■ Task to carry out ■
Continue the forum thread below about a mare that rears and kicks during lunging, starting right after its last line.

■ Text ■
• • • •
# Horse rear at me while lunging



## equinelyn (Dec 15, 2010)

A friend (lets call her Barb) of mine just got a 14 year old QH mare for free. It was a divorce situation and the woman who owned the mare before had not ridden her in a few years but handled her. Barb owns another horse but only trail rides a few times a year, so I'm not sure about her experience level. So Barb led this mare into a small riding ring, and the mare was calm and relaxed and walked around for a few minutes. Suddenly the mare hopped about reared up and sort of exploded, Barb just yelled at her to quit. After about 10 seconds the mare went back to calm... Over a 30 minute period the mare did this 2 more times and when Barb tried to lunge her, the mare fussed and reared when she tried to get the lunge whip and push her forward.

I decided to go over and try help her. (I used a long lead rope and no whip) So when I opened my leading hand and gave baby swings with the following hand to push her into a circle she immediately turned and reared at me.. I went after her with the end of the lead rope and forced her into a circle and she then tried to turn her back end to me and kick me!! I yanked her face towards me and went after her harder this time and popped the lead rope end on her side a few times.. After the dust settled we tried this again from the beginning and she moved forward no problem... When I changed direction she tried to kick out at me again and I gave another correction and we both moved on to a nice lunge. Then I had her following me, stopping when I stopped and backing when I backed. Barb informed me that she didn't want to be as harsh on her mare as I was. But I told her that this mare could REALLY hurt her the way she reared and that this issue should be nipped in the bud!! I didn't think I was that harsh, just demanded respect from the mare. 

Has anybody had similar experiences and how did you handle it. Or how _would _you handle this? I'm no trainer, and would love some advice from more experienced horse people!!!


----------



## karliejaye (Nov 19, 2011)
• • • •
■ Records supplied ■
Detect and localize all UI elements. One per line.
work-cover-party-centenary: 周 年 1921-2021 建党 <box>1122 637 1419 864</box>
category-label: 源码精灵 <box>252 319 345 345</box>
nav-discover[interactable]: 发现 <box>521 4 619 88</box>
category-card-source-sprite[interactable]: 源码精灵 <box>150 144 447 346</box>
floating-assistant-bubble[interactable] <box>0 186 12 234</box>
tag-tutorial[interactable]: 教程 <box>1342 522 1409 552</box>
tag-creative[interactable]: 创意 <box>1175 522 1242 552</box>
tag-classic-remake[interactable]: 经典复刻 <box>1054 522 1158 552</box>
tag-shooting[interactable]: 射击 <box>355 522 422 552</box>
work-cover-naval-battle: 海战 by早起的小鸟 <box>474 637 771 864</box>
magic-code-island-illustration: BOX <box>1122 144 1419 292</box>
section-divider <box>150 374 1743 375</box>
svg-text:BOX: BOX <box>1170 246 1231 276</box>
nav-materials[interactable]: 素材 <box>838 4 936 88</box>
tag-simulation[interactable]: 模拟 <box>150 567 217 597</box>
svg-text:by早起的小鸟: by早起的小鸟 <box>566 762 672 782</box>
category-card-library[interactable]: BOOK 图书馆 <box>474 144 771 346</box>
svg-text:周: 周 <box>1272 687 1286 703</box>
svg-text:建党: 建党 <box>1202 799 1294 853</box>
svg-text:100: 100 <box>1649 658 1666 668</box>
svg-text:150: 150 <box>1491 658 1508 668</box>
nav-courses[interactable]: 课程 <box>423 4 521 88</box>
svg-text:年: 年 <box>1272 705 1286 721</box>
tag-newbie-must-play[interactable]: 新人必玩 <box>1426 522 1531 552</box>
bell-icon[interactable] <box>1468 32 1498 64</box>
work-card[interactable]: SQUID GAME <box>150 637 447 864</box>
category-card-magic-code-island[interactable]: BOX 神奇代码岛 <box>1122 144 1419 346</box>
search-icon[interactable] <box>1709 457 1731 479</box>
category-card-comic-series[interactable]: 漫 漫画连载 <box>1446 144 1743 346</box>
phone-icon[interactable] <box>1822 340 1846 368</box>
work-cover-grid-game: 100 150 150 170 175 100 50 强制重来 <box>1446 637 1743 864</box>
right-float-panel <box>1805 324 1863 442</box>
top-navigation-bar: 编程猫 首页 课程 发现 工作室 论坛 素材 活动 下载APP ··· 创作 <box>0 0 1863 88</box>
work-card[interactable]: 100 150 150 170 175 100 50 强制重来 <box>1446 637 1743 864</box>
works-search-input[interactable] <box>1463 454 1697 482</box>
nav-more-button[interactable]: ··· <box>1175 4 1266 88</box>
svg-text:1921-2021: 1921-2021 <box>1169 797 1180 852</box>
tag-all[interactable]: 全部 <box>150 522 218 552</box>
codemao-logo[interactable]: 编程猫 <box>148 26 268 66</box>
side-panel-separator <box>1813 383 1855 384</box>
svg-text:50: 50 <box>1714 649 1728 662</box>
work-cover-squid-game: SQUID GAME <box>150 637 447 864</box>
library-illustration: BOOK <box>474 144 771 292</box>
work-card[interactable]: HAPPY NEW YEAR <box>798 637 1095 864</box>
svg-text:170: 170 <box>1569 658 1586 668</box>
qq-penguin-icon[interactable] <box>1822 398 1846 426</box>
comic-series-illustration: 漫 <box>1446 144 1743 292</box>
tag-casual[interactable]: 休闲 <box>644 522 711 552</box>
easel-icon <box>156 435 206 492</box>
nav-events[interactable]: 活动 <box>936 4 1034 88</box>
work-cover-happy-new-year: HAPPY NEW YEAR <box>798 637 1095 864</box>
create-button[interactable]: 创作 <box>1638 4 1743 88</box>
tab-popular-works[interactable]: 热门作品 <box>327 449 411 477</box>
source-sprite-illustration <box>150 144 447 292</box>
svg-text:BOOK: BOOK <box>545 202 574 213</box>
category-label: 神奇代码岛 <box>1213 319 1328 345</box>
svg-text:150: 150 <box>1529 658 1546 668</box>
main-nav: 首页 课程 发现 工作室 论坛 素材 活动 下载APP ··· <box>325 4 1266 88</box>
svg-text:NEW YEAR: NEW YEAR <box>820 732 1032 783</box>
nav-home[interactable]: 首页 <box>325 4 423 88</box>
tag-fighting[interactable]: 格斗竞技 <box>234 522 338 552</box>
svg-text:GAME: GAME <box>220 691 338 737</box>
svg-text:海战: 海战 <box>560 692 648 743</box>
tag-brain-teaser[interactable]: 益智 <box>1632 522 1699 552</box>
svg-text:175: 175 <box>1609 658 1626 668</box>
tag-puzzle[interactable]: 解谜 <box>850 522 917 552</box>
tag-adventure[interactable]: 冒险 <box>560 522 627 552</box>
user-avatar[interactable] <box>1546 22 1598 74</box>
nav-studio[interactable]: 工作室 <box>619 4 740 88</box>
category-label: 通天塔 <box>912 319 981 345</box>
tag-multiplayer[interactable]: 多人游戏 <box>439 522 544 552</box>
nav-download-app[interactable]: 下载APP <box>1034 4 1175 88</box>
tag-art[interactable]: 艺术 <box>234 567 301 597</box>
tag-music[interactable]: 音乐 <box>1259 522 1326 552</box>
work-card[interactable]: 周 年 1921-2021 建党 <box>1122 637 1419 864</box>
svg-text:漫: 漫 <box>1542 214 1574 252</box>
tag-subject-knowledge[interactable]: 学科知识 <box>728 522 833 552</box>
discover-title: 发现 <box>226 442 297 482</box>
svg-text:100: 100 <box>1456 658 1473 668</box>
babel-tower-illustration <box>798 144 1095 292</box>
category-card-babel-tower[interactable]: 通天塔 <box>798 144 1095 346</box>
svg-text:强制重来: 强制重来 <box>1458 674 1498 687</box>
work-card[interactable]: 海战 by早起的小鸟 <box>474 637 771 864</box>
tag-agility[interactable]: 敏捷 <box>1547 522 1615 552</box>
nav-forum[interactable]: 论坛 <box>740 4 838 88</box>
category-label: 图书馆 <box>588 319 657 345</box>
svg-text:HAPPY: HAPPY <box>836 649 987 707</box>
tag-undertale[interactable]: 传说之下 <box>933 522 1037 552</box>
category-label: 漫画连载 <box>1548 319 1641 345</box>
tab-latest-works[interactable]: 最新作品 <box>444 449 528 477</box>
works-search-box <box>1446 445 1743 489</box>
• • • •
■ Response to the exercise ■
I don't think you were harsh either, I would have gone about it the exact same way. Disrespect on the line leads to disrespect in the saddle, IME. Perhaps show her some footage of how wild horses behave? They are NOT gentle to each other 100% of the time! 

If she gets really carried away turning towards or away from you, I would use double lines, one on the inside, and one on the outside, run over her back or behind her, above the hocks. The line behind aids driving forward as well as controls how much she can spin those heels at the person in the middle.

If this woman doesn't want to get hurt, she needs to gain the leadership role with this mare.


----------



## karliejaye (Nov 19, 2011)

I forgot to add, YES, I have handled horses who do the same thing. All of them had been unworked for at least a few years. It's what I call a spoiled horse tantrum.


----------



## boots (Jan 16, 2012)

I'm with Karliejaye. 

I make them MOVE. They pretty quickly get the idea that when they are with a person, the person will call the shots regarding what will be allowed. Very much like herd behavior.


----------



## LadyDreamer (Jan 25, 2008)

In the end, though, the owner will win. If she doesn't want to be harsh to her, if she cannot recognize the danger this behavior causes, then she shall be responsible for it. Unfortunately, what will happen will be that this horse will progressive get worse until the lady passes her problems to the next person. 

You need to find another way of depositing information to her, via a video trainer you like, or articles, or some other means. Heck, watching herd videos and explaining the whys is a good way.
_Posted via Mobile Device_


----------



## DancingArabian (Jul 15, 2011)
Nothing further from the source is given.